Skip all pictures, then print the remaining material exactly.

(Records that describe figures)

# # # #

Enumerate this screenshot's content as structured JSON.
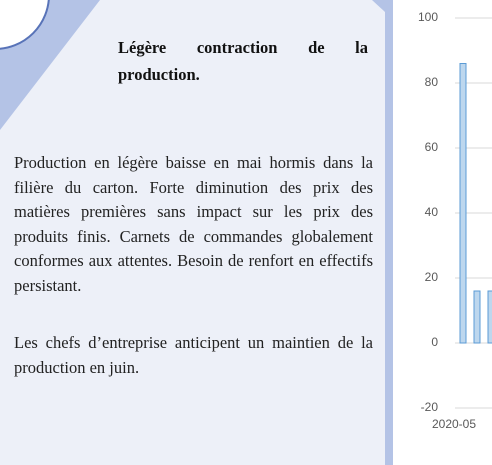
{
  "heading": "Légère contraction de la production.",
  "paragraphs": [
    "Production en légère baisse en mai hormis dans la filière du carton. Forte diminution des prix des matières premières sans impact sur les prix des produits finis. Carnets de commandes globalement conformes aux attentes. Besoin de renfort en effectifs persistant.",
    "Les chefs d’entreprise anticipent un maintien de la production en juin."
  ],
  "chart_data": {
    "type": "bar",
    "categories": [
      "2020-05",
      null,
      null
    ],
    "series": [
      {
        "color": "#bdd7ee",
        "values": [
          86,
          16,
          16
        ]
      }
    ],
    "ylim": [
      -20,
      100
    ],
    "yticks": [
      -20,
      0,
      20,
      40,
      60,
      80,
      100
    ],
    "grid": true
  }
}
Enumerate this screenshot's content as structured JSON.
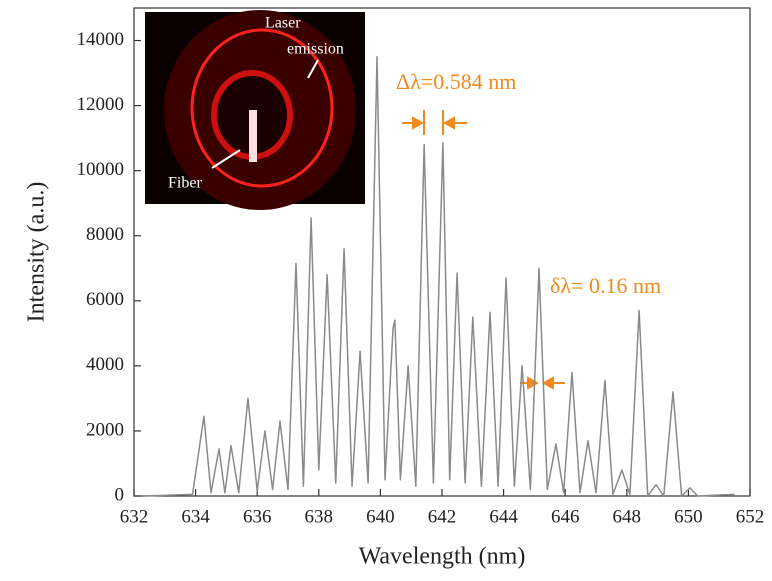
{
  "chart_data": {
    "type": "line",
    "x_label": "Wavelength (nm)",
    "y_label": "Intensity (a.u.)",
    "annotations": [
      "Δλ=0.584 nm",
      "δλ= 0.16 nm",
      "Laser",
      "emission",
      "Fiber"
    ],
    "color": "#8a8a8a",
    "x": [
      632.3,
      633.9,
      634.27,
      634.5,
      634.76,
      634.95,
      635.15,
      635.4,
      635.7,
      636.0,
      636.25,
      636.5,
      636.74,
      637.0,
      637.26,
      637.5,
      637.75,
      638.0,
      638.27,
      638.55,
      638.82,
      639.08,
      639.34,
      639.6,
      639.89,
      640.15,
      640.41,
      640.47,
      640.65,
      640.9,
      641.15,
      641.42,
      641.72,
      642.03,
      642.25,
      642.49,
      642.75,
      643.0,
      643.28,
      643.56,
      643.82,
      644.08,
      644.35,
      644.6,
      644.87,
      645.15,
      645.42,
      645.7,
      645.95,
      646.22,
      646.48,
      646.74,
      647.0,
      647.29,
      647.55,
      647.84,
      648.1,
      648.4,
      648.68,
      648.95,
      649.2,
      649.5,
      649.78,
      650.05,
      650.3,
      651.5
    ],
    "values": [
      0,
      50,
      2450,
      100,
      1450,
      100,
      1550,
      100,
      3000,
      150,
      2000,
      200,
      2300,
      200,
      7150,
      300,
      8550,
      800,
      6800,
      400,
      7600,
      300,
      4450,
      400,
      13500,
      500,
      5150,
      5400,
      500,
      4000,
      300,
      10800,
      400,
      10850,
      500,
      6850,
      400,
      5500,
      300,
      5650,
      300,
      6700,
      300,
      4000,
      200,
      7000,
      200,
      1600,
      100,
      3800,
      100,
      1700,
      100,
      3550,
      50,
      800,
      50,
      5700,
      0,
      350,
      0,
      3200,
      0,
      250,
      0,
      50
    ],
    "xlim": [
      632,
      652
    ],
    "ylim": [
      0,
      15000
    ],
    "xticks": [
      632,
      634,
      636,
      638,
      640,
      642,
      644,
      646,
      648,
      650,
      652
    ],
    "yticks": [
      0,
      2000,
      4000,
      6000,
      8000,
      10000,
      12000,
      14000
    ]
  }
}
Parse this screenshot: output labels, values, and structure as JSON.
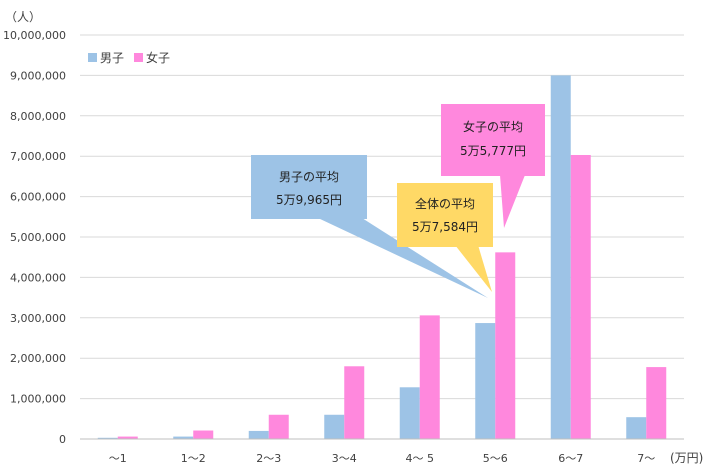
{
  "chart_data": {
    "type": "bar",
    "unit_y": "（人）",
    "unit_x": "(万円)",
    "categories": [
      "～1",
      "1～2",
      "2～3",
      "3～4",
      "4～ 5",
      "5～6",
      "6～7",
      "7～"
    ],
    "ylim": [
      0,
      10000000
    ],
    "yticks": [
      0,
      1000000,
      2000000,
      3000000,
      4000000,
      5000000,
      6000000,
      7000000,
      8000000,
      9000000,
      10000000
    ],
    "ytick_labels": [
      "0",
      "1,000,000",
      "2,000,000",
      "3,000,000",
      "4,000,000",
      "5,000,000",
      "6,000,000",
      "7,000,000",
      "8,000,000",
      "9,000,000",
      "10,000,000"
    ],
    "grid": true,
    "legend_position": "top-left",
    "series": [
      {
        "name": "男子",
        "color": "#9DC3E6",
        "values": [
          30000,
          60000,
          200000,
          600000,
          1280000,
          2870000,
          9000000,
          540000
        ]
      },
      {
        "name": "女子",
        "color": "#FF88DD",
        "values": [
          60000,
          210000,
          600000,
          1800000,
          3060000,
          4620000,
          7030000,
          1780000
        ]
      }
    ],
    "annotations": [
      {
        "id": "male-average",
        "lines": [
          "男子の平均",
          "5万9,965円"
        ],
        "color": "#9DC3E6"
      },
      {
        "id": "overall-average",
        "lines": [
          "全体の平均",
          "5万7,584円"
        ],
        "color": "#FFD966"
      },
      {
        "id": "female-average",
        "lines": [
          "女子の平均",
          "5万5,777円"
        ],
        "color": "#FF88DD"
      }
    ]
  }
}
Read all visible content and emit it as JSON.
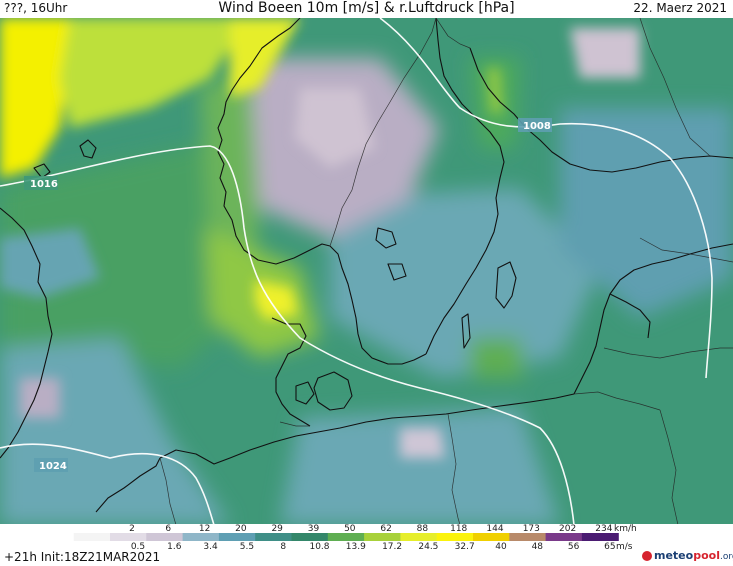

# # # #

Exercise result:
Enumerate this screenshot's content as structured JSON.
{
  "heading": "Légère contraction de la production.",
  "paragraphs": [
    "Production en légère baisse en mai hormis dans la filière du carton. Forte diminution des prix des matières premières sans impact sur les prix des produits finis. Carnets de commandes globalement conformes aux attentes. Besoin de renfort en effectifs persistant.",
    "Les chefs d’entreprise anticipent un maintien de la production en juin."
  ],
  "chart_data": {
    "type": "bar",
    "categories": [
      "2020-05",
      null,
      null
    ],
    "series": [
      {
        "color": "#bdd7ee",
        "values": [
          86,
          16,
          16
        ]
      }
    ],
    "ylim": [
      -20,
      100
    ],
    "yticks": [
      -20,
      0,
      20,
      40,
      60,
      80,
      100
    ],
    "grid": true
  }
}
Enumerate this screenshot's content as structured JSON.
{
  "chart_data": {
    "type": "line",
    "x_label": "Wavelength (nm)",
    "y_label": "Intensity (a.u.)",
    "annotations": [
      "Δλ=0.584 nm",
      "δλ= 0.16 nm",
      "Laser",
      "emission",
      "Fiber"
    ],
    "color": "#8a8a8a",
    "x": [
      632.3,
      633.9,
      634.27,
      634.5,
      634.76,
      634.95,
      635.15,
      635.4,
      635.7,
      636.0,
      636.25,
      636.5,
      636.74,
      637.0,
      637.26,
      637.5,
      637.75,
      638.0,
      638.27,
      638.55,
      638.82,
      639.08,
      639.34,
      639.6,
      639.89,
      640.15,
      640.41,
      640.47,
      640.65,
      640.9,
      641.15,
      641.42,
      641.72,
      642.03,
      642.25,
      642.49,
      642.75,
      643.0,
      643.28,
      643.56,
      643.82,
      644.08,
      644.35,
      644.6,
      644.87,
      645.15,
      645.42,
      645.7,
      645.95,
      646.22,
      646.48,
      646.74,
      647.0,
      647.29,
      647.55,
      647.84,
      648.1,
      648.4,
      648.68,
      648.95,
      649.2,
      649.5,
      649.78,
      650.05,
      650.3,
      651.5
    ],
    "values": [
      0,
      50,
      2450,
      100,
      1450,
      100,
      1550,
      100,
      3000,
      150,
      2000,
      200,
      2300,
      200,
      7150,
      300,
      8550,
      800,
      6800,
      400,
      7600,
      300,
      4450,
      400,
      13500,
      500,
      5150,
      5400,
      500,
      4000,
      300,
      10800,
      400,
      10850,
      500,
      6850,
      400,
      5500,
      300,
      5650,
      300,
      6700,
      300,
      4000,
      200,
      7000,
      200,
      1600,
      100,
      3800,
      100,
      1700,
      100,
      3550,
      50,
      800,
      50,
      5700,
      0,
      350,
      0,
      3200,
      0,
      250,
      0,
      50
    ],
    "xlim": [
      632,
      652
    ],
    "ylim": [
      0,
      15000
    ],
    "xticks": [
      632,
      634,
      636,
      638,
      640,
      642,
      644,
      646,
      648,
      650,
      652
    ],
    "yticks": [
      0,
      2000,
      4000,
      6000,
      8000,
      10000,
      12000,
      14000
    ]
  }
}
Parse this screenshot: output labels, values, and structure as JSON.
{
  "chart_data": {
    "type": "bar",
    "unit_y": "（人）",
    "unit_x": "(万円)",
    "categories": [
      "～1",
      "1～2",
      "2～3",
      "3～4",
      "4～ 5",
      "5～6",
      "6～7",
      "7～"
    ],
    "ylim": [
      0,
      10000000
    ],
    "yticks": [
      0,
      1000000,
      2000000,
      3000000,
      4000000,
      5000000,
      6000000,
      7000000,
      8000000,
      9000000,
      10000000
    ],
    "ytick_labels": [
      "0",
      "1,000,000",
      "2,000,000",
      "3,000,000",
      "4,000,000",
      "5,000,000",
      "6,000,000",
      "7,000,000",
      "8,000,000",
      "9,000,000",
      "10,000,000"
    ],
    "grid": true,
    "legend_position": "top-left",
    "series": [
      {
        "name": "男子",
        "color": "#9DC3E6",
        "values": [
          30000,
          60000,
          200000,
          600000,
          1280000,
          2870000,
          9000000,
          540000
        ]
      },
      {
        "name": "女子",
        "color": "#FF88DD",
        "values": [
          60000,
          210000,
          600000,
          1800000,
          3060000,
          4620000,
          7030000,
          1780000
        ]
      }
    ],
    "annotations": [
      {
        "id": "male-average",
        "lines": [
          "男子の平均",
          "5万9,965円"
        ],
        "color": "#9DC3E6"
      },
      {
        "id": "overall-average",
        "lines": [
          "全体の平均",
          "5万7,584円"
        ],
        "color": "#FFD966"
      },
      {
        "id": "female-average",
        "lines": [
          "女子の平均",
          "5万5,777円"
        ],
        "color": "#FF88DD"
      }
    ]
  }
}
Read all visible content and emit it as JSON.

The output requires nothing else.